* **What to do**: Pull every line that holds the word "imposed" from the entries.

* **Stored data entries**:
━━━━━━
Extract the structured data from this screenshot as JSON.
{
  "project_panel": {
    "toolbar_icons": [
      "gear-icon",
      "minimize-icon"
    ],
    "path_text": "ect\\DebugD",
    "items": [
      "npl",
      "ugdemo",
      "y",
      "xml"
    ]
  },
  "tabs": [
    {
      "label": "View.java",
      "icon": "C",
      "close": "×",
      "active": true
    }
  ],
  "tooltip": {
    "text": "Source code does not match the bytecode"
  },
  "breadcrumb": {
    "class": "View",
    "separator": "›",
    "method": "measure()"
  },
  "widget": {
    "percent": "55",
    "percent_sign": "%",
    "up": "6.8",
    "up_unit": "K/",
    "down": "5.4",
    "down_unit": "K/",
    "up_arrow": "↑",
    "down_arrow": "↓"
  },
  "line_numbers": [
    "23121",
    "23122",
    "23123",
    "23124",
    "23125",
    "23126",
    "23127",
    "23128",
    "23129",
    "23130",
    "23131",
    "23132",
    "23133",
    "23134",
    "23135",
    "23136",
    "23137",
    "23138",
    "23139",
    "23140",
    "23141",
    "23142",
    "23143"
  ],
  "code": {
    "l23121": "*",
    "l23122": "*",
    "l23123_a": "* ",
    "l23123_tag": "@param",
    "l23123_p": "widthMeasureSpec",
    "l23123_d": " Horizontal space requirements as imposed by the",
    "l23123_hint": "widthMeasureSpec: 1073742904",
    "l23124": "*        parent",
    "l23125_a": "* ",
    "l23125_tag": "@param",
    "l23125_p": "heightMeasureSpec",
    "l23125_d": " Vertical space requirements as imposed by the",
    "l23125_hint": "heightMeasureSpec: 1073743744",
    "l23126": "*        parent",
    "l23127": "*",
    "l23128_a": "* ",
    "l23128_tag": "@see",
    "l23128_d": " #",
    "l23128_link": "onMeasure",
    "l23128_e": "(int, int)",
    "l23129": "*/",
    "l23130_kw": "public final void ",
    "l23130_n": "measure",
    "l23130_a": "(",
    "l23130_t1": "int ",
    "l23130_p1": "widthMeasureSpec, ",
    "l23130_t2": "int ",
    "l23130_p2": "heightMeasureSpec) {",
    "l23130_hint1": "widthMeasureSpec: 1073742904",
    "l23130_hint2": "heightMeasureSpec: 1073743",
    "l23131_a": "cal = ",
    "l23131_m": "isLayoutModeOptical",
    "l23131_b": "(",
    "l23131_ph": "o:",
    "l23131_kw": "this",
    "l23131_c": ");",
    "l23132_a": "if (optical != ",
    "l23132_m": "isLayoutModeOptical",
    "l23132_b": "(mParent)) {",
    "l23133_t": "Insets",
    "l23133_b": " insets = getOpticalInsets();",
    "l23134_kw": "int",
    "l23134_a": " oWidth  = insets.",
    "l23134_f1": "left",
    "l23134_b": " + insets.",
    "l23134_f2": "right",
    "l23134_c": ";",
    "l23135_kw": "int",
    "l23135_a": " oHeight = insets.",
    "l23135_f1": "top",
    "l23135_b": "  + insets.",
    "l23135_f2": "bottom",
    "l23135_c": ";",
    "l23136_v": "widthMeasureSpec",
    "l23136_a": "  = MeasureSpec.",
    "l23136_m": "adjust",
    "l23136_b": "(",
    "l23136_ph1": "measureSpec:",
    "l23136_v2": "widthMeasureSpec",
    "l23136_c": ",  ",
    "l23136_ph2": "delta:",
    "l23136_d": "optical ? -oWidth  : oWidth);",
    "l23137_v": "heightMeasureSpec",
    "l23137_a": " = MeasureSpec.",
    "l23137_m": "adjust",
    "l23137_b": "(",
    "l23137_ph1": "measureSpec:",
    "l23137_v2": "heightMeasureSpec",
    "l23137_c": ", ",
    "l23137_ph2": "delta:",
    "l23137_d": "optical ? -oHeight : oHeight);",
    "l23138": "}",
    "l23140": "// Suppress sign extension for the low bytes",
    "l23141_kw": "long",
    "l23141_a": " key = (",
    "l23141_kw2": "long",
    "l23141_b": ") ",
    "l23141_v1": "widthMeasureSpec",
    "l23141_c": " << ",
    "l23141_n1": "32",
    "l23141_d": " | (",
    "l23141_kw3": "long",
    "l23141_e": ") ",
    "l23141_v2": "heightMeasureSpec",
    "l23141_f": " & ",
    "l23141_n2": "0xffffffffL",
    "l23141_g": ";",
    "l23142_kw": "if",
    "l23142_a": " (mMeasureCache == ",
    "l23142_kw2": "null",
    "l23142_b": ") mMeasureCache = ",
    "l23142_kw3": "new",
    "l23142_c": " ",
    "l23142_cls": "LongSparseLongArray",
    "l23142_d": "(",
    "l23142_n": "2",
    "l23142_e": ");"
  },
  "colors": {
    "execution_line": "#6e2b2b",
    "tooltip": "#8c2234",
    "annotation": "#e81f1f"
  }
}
━━━━━━
* **Reply to the exercise**:
    "l23123_d": " Horizontal space requirements as imposed by the",
    "l23125_d": " Vertical space requirements as imposed by the",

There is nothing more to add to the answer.